* Given task:
Note each line where "Rating" appears, and copy it.

-- start of Dataset entries --

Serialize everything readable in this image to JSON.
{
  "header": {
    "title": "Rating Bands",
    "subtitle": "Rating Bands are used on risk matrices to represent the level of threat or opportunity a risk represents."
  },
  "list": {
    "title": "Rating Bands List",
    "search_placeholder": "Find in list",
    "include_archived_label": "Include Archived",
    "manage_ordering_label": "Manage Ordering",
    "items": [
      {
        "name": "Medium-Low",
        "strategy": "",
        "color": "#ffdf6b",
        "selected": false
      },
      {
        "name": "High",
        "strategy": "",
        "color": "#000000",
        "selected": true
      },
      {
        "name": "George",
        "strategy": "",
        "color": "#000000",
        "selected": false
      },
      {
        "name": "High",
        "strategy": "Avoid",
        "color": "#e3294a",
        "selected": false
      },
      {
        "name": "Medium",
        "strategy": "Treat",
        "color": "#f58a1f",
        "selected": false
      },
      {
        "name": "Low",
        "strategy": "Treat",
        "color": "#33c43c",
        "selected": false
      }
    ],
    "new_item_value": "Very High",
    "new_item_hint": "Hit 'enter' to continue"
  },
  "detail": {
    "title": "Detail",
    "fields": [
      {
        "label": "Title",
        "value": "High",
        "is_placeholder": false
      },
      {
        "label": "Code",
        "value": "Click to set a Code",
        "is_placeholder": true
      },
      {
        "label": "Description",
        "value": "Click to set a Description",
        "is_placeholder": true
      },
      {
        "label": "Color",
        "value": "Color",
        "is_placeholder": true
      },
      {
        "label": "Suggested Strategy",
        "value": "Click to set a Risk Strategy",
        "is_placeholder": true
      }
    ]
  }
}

-- end of Dataset entries --

* Task answer:
    "title": "Rating Bands",
    "subtitle": "Rating Bands are used on risk matrices to represent the level of threat or opportunity a risk represents."
    "title": "Rating Bands List",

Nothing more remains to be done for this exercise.